What you are asked to do: Isolate every line in the records below with "text" in it.

━━━━━ Recorded information ━━━━━

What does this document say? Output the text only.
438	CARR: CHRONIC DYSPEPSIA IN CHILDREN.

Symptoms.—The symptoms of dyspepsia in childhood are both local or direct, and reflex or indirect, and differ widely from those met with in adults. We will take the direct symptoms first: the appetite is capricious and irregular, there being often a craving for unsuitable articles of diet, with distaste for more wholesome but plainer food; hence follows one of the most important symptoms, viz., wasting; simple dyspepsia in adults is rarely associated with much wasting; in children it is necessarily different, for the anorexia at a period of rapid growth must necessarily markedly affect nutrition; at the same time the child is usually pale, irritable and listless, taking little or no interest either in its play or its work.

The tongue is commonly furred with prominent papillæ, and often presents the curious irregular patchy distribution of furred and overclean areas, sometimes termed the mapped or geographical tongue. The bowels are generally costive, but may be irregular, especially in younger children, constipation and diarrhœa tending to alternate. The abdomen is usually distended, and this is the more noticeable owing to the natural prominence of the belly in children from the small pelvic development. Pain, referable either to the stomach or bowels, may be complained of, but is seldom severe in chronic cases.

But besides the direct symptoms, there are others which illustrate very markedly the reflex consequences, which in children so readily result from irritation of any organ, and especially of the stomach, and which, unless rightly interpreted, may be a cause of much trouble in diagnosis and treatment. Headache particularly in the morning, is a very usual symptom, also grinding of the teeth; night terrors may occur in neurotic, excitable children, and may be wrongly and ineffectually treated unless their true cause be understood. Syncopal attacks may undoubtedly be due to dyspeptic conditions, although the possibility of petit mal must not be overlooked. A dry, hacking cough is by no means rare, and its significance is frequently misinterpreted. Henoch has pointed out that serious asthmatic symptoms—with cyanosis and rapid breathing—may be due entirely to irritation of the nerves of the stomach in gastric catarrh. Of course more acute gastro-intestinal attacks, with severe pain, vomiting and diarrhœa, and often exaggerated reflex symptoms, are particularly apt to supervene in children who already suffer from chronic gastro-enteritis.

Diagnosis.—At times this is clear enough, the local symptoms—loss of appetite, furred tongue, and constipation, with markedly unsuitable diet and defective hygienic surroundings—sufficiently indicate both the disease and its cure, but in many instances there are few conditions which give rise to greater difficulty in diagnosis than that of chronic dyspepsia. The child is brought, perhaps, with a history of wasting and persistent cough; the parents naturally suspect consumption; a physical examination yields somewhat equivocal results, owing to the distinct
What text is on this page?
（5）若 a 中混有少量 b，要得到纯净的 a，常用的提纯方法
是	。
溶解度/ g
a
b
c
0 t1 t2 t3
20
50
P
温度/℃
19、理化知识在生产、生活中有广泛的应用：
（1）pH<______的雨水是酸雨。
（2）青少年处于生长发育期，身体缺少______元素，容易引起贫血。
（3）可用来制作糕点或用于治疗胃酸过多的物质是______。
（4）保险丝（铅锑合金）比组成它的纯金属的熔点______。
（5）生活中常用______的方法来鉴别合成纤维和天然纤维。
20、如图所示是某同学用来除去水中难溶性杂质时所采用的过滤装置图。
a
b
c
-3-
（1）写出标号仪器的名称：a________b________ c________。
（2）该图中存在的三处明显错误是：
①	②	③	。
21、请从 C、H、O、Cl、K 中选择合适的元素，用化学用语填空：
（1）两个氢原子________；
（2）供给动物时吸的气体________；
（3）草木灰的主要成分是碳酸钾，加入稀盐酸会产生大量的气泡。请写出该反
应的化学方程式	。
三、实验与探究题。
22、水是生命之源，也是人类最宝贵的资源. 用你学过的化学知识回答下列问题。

━━━━━

Solution to the problem:
What does this document say? Output the text only.
What text is on this page?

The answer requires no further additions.